**THE PROBLEM**
Keep only the lines that hold the string "into", filtering out the rest of the entries below.

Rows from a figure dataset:
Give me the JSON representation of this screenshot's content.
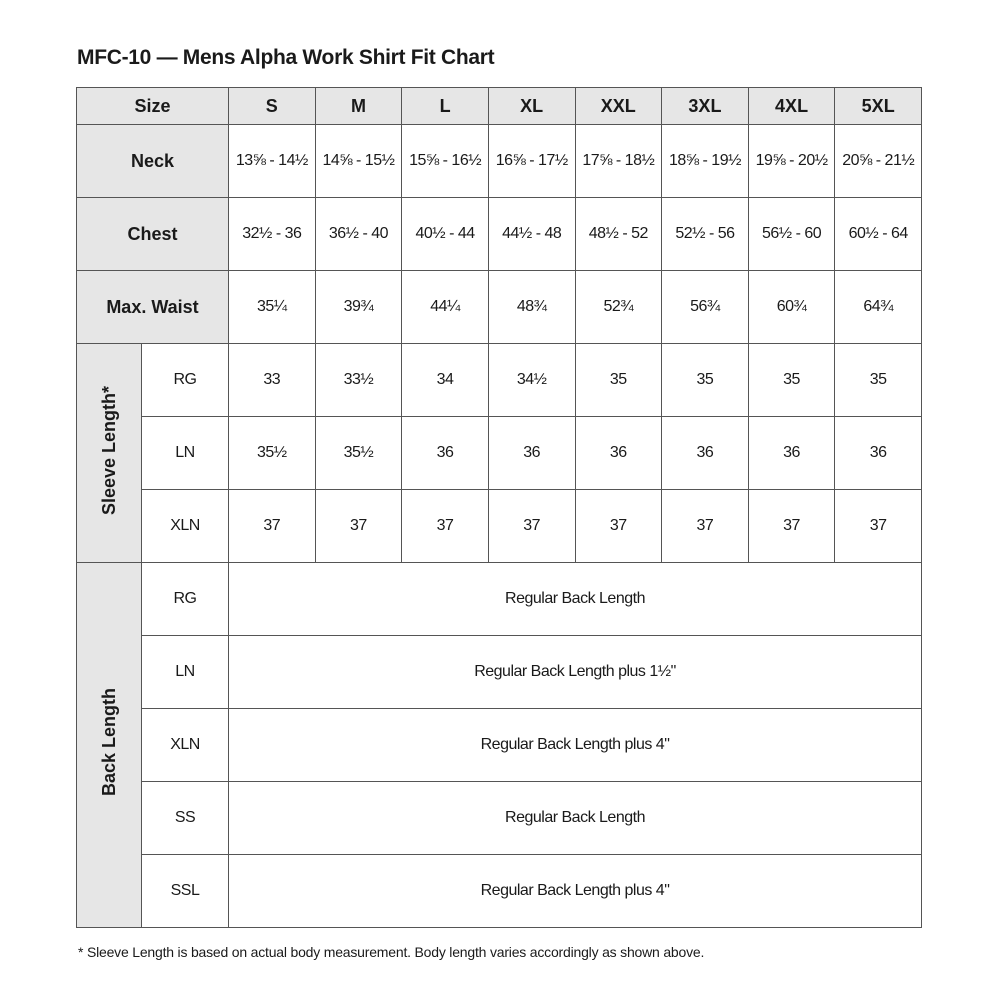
{
  "title": "MFC-10 — Mens Alpha Work Shirt Fit Chart",
  "header": {
    "label": "Size",
    "sizes": [
      "S",
      "M",
      "L",
      "XL",
      "XXL",
      "3XL",
      "4XL",
      "5XL"
    ]
  },
  "rows": [
    {
      "label": "Neck",
      "values": [
        "13⅝ - 14½",
        "14⅝ - 15½",
        "15⅝ - 16½",
        "16⅝ - 17½",
        "17⅝ - 18½",
        "18⅝ - 19½",
        "19⅝ - 20½",
        "20⅝ - 21½"
      ]
    },
    {
      "label": "Chest",
      "values": [
        "32½ - 36",
        "36½ - 40",
        "40½ - 44",
        "44½ - 48",
        "48½ - 52",
        "52½ - 56",
        "56½ - 60",
        "60½ - 64"
      ]
    },
    {
      "label": "Max. Waist",
      "values": [
        "35¼",
        "39¾",
        "44¼",
        "48¾",
        "52¾",
        "56¾",
        "60¾",
        "64¾"
      ]
    }
  ],
  "sleeve": {
    "label": "Sleeve Length*",
    "rows": [
      {
        "label": "RG",
        "values": [
          "33",
          "33½",
          "34",
          "34½",
          "35",
          "35",
          "35",
          "35"
        ]
      },
      {
        "label": "LN",
        "values": [
          "35½",
          "35½",
          "36",
          "36",
          "36",
          "36",
          "36",
          "36"
        ]
      },
      {
        "label": "XLN",
        "values": [
          "37",
          "37",
          "37",
          "37",
          "37",
          "37",
          "37",
          "37"
        ]
      }
    ]
  },
  "back": {
    "label": "Back Length",
    "rows": [
      {
        "label": "RG",
        "value": "Regular Back Length"
      },
      {
        "label": "LN",
        "value": "Regular Back Length plus 1½\""
      },
      {
        "label": "XLN",
        "value": "Regular Back Length plus 4\""
      },
      {
        "label": "SS",
        "value": "Regular Back Length"
      },
      {
        "label": "SSL",
        "value": "Regular Back Length plus 4\""
      }
    ]
  },
  "footnote": "* Sleeve Length is based on actual body measurement. Body length varies accordingly as shown above.",
  "colors": {
    "header_bg": "#e6e6e6",
    "border": "#555555"
  }
}
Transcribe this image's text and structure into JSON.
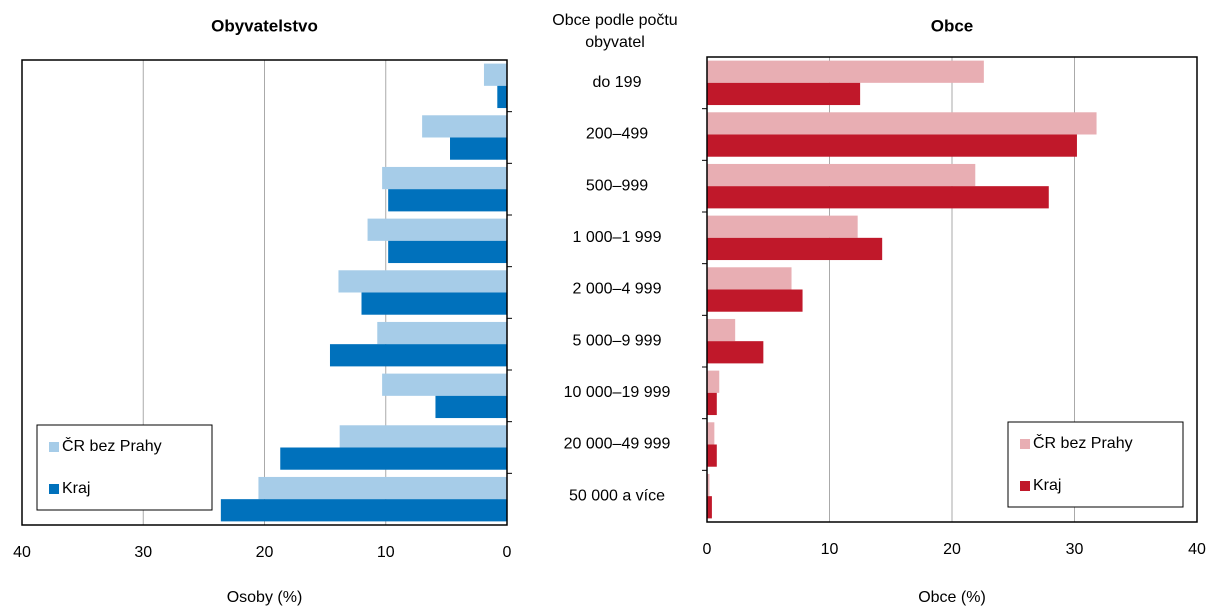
{
  "chart_data": [
    {
      "type": "bar",
      "orientation": "horizontal",
      "title": "Obyvatelstvo",
      "x_label": "Osoby (%)",
      "category_title": "Obce podle počtu obyvatel",
      "categories": [
        "do 199",
        "200–499",
        "500–999",
        "1 000–1 999",
        "2 000–4 999",
        "5 000–9 999",
        "10 000–19 999",
        "20 000–49 999",
        "50 000 a více"
      ],
      "series": [
        {
          "name": "ČR bez Prahy",
          "color": "#a6cce8",
          "values": [
            1.9,
            7.0,
            10.3,
            11.5,
            13.9,
            10.7,
            10.3,
            13.8,
            20.5
          ]
        },
        {
          "name": "Kraj",
          "color": "#0071bc",
          "values": [
            0.8,
            4.7,
            9.8,
            9.8,
            12.0,
            14.6,
            5.9,
            18.7,
            23.6
          ]
        }
      ],
      "xlim": [
        40,
        0
      ],
      "xticks": [
        40,
        30,
        20,
        10,
        0
      ],
      "grid": true,
      "legend": "lower left"
    },
    {
      "type": "bar",
      "orientation": "horizontal",
      "title": "Obce",
      "x_label": "Obce (%)",
      "series": [
        {
          "name": "ČR bez Prahy",
          "color": "#e8aeb3",
          "values": [
            22.6,
            31.8,
            21.9,
            12.3,
            6.9,
            2.3,
            1.0,
            0.6,
            0.2
          ]
        },
        {
          "name": "Kraj",
          "color": "#c0182a",
          "values": [
            12.5,
            30.2,
            27.9,
            14.3,
            7.8,
            4.6,
            0.8,
            0.8,
            0.4
          ]
        }
      ],
      "xlim": [
        0,
        40
      ],
      "xticks": [
        0,
        10,
        20,
        30,
        40
      ],
      "grid": true,
      "legend": "lower right"
    }
  ]
}
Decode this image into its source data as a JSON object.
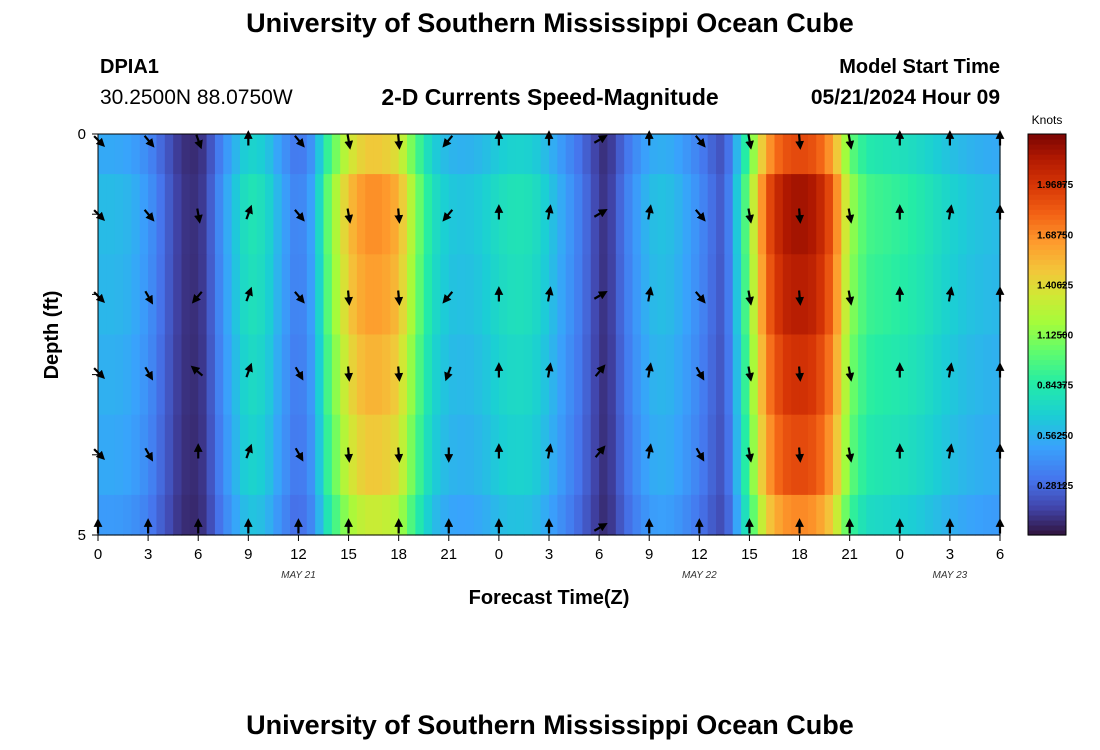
{
  "header": {
    "title": "University of Southern Mississippi Ocean Cube",
    "station_id": "DPIA1",
    "station_coords": "30.2500N  88.0750W",
    "chart_title": "2-D Currents Speed-Magnitude",
    "model_start_label": "Model Start Time",
    "model_start_value": "05/21/2024 Hour 09"
  },
  "footer": {
    "title": "University of Southern Mississippi Ocean Cube"
  },
  "chart_data": {
    "type": "heatmap",
    "title": "2-D Currents Speed-Magnitude",
    "xlabel": "Forecast Time(Z)",
    "ylabel": "Depth (ft)",
    "ylim": [
      0,
      5
    ],
    "x_hours_from_start": [
      0,
      54
    ],
    "x_ticks": [
      "0",
      "3",
      "6",
      "9",
      "12",
      "15",
      "18",
      "21",
      "0",
      "3",
      "6",
      "9",
      "12",
      "15",
      "18",
      "21",
      "0",
      "3",
      "6"
    ],
    "y_ticks": [
      "0",
      "5"
    ],
    "date_labels": [
      {
        "label": "MAY 21",
        "hour": 12
      },
      {
        "label": "MAY 22",
        "hour": 36
      },
      {
        "label": "MAY 23",
        "hour": 51
      }
    ],
    "colorbar": {
      "unit": "Knots",
      "range": [
        0,
        2.25
      ],
      "ticks": [
        "1.96875",
        "1.68750",
        "1.40625",
        "1.12500",
        "0.84375",
        "0.56250",
        "0.28125"
      ],
      "tick_values": [
        1.96875,
        1.6875,
        1.40625,
        1.125,
        0.84375,
        0.5625,
        0.28125
      ]
    },
    "speed_profile_hours": [
      0,
      1,
      2,
      3,
      4,
      5,
      6,
      6.5,
      7,
      8,
      9,
      10,
      11,
      12,
      13,
      13.5,
      14,
      15,
      16,
      17,
      18,
      19,
      20,
      21,
      22,
      23,
      24,
      25,
      26,
      27,
      28,
      29,
      30,
      30.5,
      31,
      32,
      33,
      34,
      35,
      36,
      37,
      37.5,
      38,
      39,
      40,
      41,
      42,
      43,
      44,
      45,
      46,
      47,
      48,
      49,
      50,
      51,
      52,
      53,
      54
    ],
    "speed_profile_knots": [
      0.55,
      0.55,
      0.52,
      0.42,
      0.25,
      0.1,
      0.08,
      0.15,
      0.3,
      0.55,
      0.75,
      0.7,
      0.48,
      0.32,
      0.5,
      0.85,
      1.05,
      1.4,
      1.55,
      1.55,
      1.45,
      1.05,
      0.72,
      0.6,
      0.58,
      0.62,
      0.7,
      0.74,
      0.72,
      0.6,
      0.45,
      0.3,
      0.12,
      0.08,
      0.2,
      0.4,
      0.55,
      0.58,
      0.5,
      0.38,
      0.24,
      0.2,
      0.45,
      1.05,
      1.7,
      1.95,
      2.0,
      1.95,
      1.7,
      1.1,
      0.88,
      0.85,
      0.82,
      0.78,
      0.72,
      0.65,
      0.6,
      0.57,
      0.55
    ],
    "depth_scale": [
      0.95,
      1.08,
      1.05,
      1.0,
      0.95,
      0.85
    ],
    "vector_hours": [
      0,
      3,
      6,
      9,
      12,
      15,
      18,
      21,
      24,
      27,
      30,
      33,
      36,
      39,
      42,
      45,
      48,
      51,
      54
    ],
    "vector_directions_deg": [
      [
        135,
        140,
        160,
        0,
        140,
        170,
        175,
        220,
        0,
        0,
        60,
        0,
        140,
        170,
        175,
        170,
        0,
        0,
        0
      ],
      [
        135,
        140,
        170,
        20,
        140,
        170,
        175,
        220,
        0,
        10,
        60,
        10,
        140,
        170,
        175,
        170,
        0,
        10,
        0
      ],
      [
        135,
        150,
        220,
        20,
        140,
        175,
        175,
        220,
        0,
        10,
        60,
        10,
        140,
        170,
        175,
        170,
        0,
        10,
        0
      ],
      [
        135,
        150,
        310,
        20,
        150,
        175,
        175,
        200,
        0,
        10,
        40,
        10,
        150,
        170,
        175,
        170,
        0,
        10,
        0
      ],
      [
        135,
        150,
        0,
        20,
        150,
        175,
        175,
        180,
        0,
        10,
        40,
        10,
        150,
        170,
        175,
        170,
        0,
        10,
        0
      ],
      [
        0,
        0,
        0,
        0,
        0,
        0,
        0,
        0,
        0,
        0,
        60,
        0,
        0,
        0,
        0,
        0,
        0,
        0,
        0
      ]
    ]
  }
}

**WRITTEN ANSWER**
Transcribe this image's text and structure into JSON.
Decode this image into its source data as a JSON object.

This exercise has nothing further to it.